◆ **GIVEN TASK**:
Transcribe all records exactly.
* * * * *
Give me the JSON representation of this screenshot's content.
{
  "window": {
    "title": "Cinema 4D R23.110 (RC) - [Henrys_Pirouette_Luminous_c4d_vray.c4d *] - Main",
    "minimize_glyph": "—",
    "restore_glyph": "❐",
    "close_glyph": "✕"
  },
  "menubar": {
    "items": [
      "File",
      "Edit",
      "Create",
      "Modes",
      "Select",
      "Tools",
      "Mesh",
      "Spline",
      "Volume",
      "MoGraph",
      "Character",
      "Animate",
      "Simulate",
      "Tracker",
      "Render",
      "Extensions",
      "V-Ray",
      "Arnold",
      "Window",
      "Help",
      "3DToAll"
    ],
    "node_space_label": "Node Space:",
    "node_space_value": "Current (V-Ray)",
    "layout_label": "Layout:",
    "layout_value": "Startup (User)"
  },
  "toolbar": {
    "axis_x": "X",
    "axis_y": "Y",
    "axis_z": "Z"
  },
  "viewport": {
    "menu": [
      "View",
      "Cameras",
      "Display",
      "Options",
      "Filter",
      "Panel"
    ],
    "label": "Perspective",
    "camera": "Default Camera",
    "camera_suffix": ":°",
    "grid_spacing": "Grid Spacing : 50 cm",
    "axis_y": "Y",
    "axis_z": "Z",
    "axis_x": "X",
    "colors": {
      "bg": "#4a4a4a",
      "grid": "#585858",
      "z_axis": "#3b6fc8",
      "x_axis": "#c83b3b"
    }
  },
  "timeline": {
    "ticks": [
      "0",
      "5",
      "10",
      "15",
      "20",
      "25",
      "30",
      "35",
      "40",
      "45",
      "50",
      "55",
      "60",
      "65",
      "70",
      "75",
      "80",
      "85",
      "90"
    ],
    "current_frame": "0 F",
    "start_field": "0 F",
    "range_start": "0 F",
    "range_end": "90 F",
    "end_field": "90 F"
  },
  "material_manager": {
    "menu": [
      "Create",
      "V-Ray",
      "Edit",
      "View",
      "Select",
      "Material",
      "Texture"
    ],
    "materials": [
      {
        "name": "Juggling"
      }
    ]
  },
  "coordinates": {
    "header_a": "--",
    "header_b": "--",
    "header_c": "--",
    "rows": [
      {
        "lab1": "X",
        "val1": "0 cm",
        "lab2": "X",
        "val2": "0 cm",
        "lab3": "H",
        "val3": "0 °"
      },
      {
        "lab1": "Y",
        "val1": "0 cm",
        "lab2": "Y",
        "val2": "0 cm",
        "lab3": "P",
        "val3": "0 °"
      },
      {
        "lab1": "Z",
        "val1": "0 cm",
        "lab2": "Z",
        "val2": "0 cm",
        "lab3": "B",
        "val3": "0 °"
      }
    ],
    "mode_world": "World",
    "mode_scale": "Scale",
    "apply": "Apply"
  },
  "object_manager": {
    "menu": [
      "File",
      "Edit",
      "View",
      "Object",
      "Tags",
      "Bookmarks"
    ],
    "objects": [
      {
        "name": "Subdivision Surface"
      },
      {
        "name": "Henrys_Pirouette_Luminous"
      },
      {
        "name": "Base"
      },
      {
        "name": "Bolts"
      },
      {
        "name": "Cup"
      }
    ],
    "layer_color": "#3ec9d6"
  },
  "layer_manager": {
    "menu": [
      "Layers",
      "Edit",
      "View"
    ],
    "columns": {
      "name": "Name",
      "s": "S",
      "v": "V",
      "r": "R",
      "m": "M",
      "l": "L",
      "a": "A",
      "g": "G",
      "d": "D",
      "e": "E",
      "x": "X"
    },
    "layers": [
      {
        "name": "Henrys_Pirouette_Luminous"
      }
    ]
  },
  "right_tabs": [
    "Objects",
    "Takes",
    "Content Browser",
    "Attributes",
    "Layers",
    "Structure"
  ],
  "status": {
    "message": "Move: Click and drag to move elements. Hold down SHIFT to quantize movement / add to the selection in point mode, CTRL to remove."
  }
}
* * * * *
◆ **EXERCISE SOLUTION**:
Give me the JSON representation of this screenshot's content.
{
  "window": {
    "title": "Cinema 4D R23.110 (RC) - [Henrys_Pirouette_Luminous_c4d_vray.c4d *] - Main",
    "minimize_glyph": "—",
    "restore_glyph": "❐",
    "close_glyph": "✕"
  },
  "menubar": {
    "items": [
      "File",
      "Edit",
      "Create",
      "Modes",
      "Select",
      "Tools",
      "Mesh",
      "Spline",
      "Volume",
      "MoGraph",
      "Character",
      "Animate",
      "Simulate",
      "Tracker",
      "Render",
      "Extensions",
      "V-Ray",
      "Arnold",
      "Window",
      "Help",
      "3DToAll"
    ],
    "node_space_label": "Node Space:",
    "node_space_value": "Current (V-Ray)",
    "layout_label": "Layout:",
    "layout_value": "Startup (User)"
  },
  "toolbar": {
    "axis_x": "X",
    "axis_y": "Y",
    "axis_z": "Z"
  },
  "viewport": {
    "menu": [
      "View",
      "Cameras",
      "Display",
      "Options",
      "Filter",
      "Panel"
    ],
    "label": "Perspective",
    "camera": "Default Camera",
    "camera_suffix": ":°",
    "grid_spacing": "Grid Spacing : 50 cm",
    "axis_y": "Y",
    "axis_z": "Z",
    "axis_x": "X",
    "colors": {
      "bg": "#4a4a4a",
      "grid": "#585858",
      "z_axis": "#3b6fc8",
      "x_axis": "#c83b3b"
    }
  },
  "timeline": {
    "ticks": [
      "0",
      "5",
      "10",
      "15",
      "20",
      "25",
      "30",
      "35",
      "40",
      "45",
      "50",
      "55",
      "60",
      "65",
      "70",
      "75",
      "80",
      "85",
      "90"
    ],
    "current_frame": "0 F",
    "start_field": "0 F",
    "range_start": "0 F",
    "range_end": "90 F",
    "end_field": "90 F"
  },
  "material_manager": {
    "menu": [
      "Create",
      "V-Ray",
      "Edit",
      "View",
      "Select",
      "Material",
      "Texture"
    ],
    "materials": [
      {
        "name": "Juggling"
      }
    ]
  },
  "coordinates": {
    "header_a": "--",
    "header_b": "--",
    "header_c": "--",
    "rows": [
      {
        "lab1": "X",
        "val1": "0 cm",
        "lab2": "X",
        "val2": "0 cm",
        "lab3": "H",
        "val3": "0 °"
      },
      {
        "lab1": "Y",
        "val1": "0 cm",
        "lab2": "Y",
        "val2": "0 cm",
        "lab3": "P",
        "val3": "0 °"
      },
      {
        "lab1": "Z",
        "val1": "0 cm",
        "lab2": "Z",
        "val2": "0 cm",
        "lab3": "B",
        "val3": "0 °"
      }
    ],
    "mode_world": "World",
    "mode_scale": "Scale",
    "apply": "Apply"
  },
  "object_manager": {
    "menu": [
      "File",
      "Edit",
      "View",
      "Object",
      "Tags",
      "Bookmarks"
    ],
    "objects": [
      {
        "name": "Subdivision Surface"
      },
      {
        "name": "Henrys_Pirouette_Luminous"
      },
      {
        "name": "Base"
      },
      {
        "name": "Bolts"
      },
      {
        "name": "Cup"
      }
    ],
    "layer_color": "#3ec9d6"
  },
  "layer_manager": {
    "menu": [
      "Layers",
      "Edit",
      "View"
    ],
    "columns": {
      "name": "Name",
      "s": "S",
      "v": "V",
      "r": "R",
      "m": "M",
      "l": "L",
      "a": "A",
      "g": "G",
      "d": "D",
      "e": "E",
      "x": "X"
    },
    "layers": [
      {
        "name": "Henrys_Pirouette_Luminous"
      }
    ]
  },
  "right_tabs": [
    "Objects",
    "Takes",
    "Content Browser",
    "Attributes",
    "Layers",
    "Structure"
  ],
  "status": {
    "message": "Move: Click and drag to move elements. Hold down SHIFT to quantize movement / add to the selection in point mode, CTRL to remove."
  }
}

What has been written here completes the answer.